* _WHAT YOU SHOULD DO_:
Give only the number of lines in the records that include the string "values".

* _EXERCISE INPUT_:
[start]
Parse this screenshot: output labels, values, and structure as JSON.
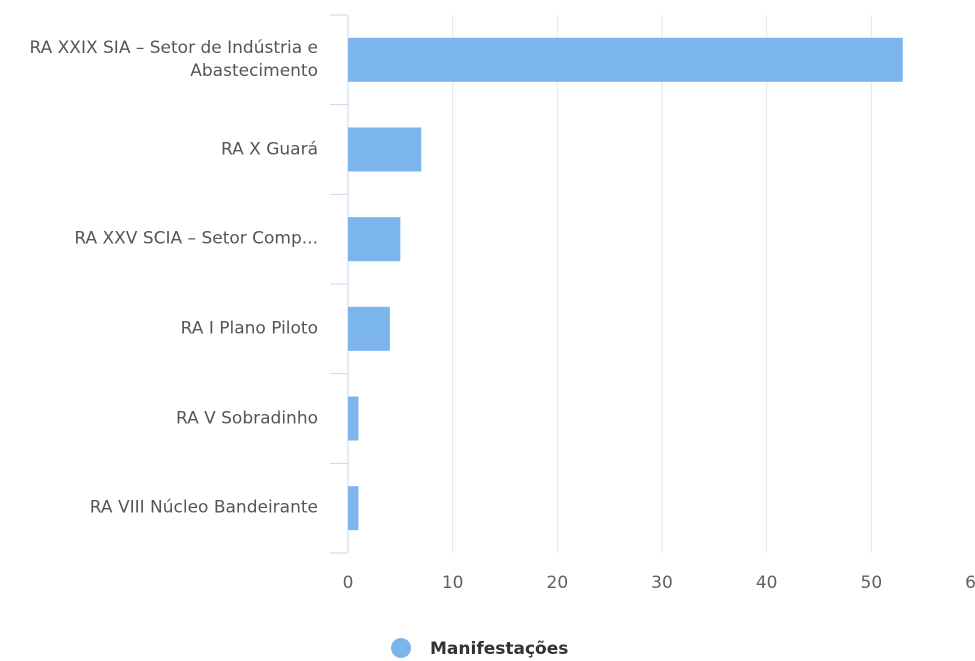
{
  "chart_data": {
    "type": "bar",
    "orientation": "horizontal",
    "categories": [
      "RA XXIX SIA – Setor de Indústria e Abastecimento",
      "RA X Guará",
      "RA XXV SCIA – Setor Comp...",
      "RA I Plano Piloto",
      "RA V Sobradinho",
      "RA VIII Núcleo Bandeirante"
    ],
    "series": [
      {
        "name": "Manifestações",
        "color": "#7cb5ec",
        "values": [
          53,
          7,
          5,
          4,
          1,
          1
        ]
      }
    ],
    "xlim": [
      0,
      60
    ],
    "xticks": [
      0,
      10,
      20,
      30,
      40,
      50,
      60
    ],
    "grid": true,
    "legend": "bottom"
  }
}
[end]
* _SOLUTION TO THIS TASK_:
2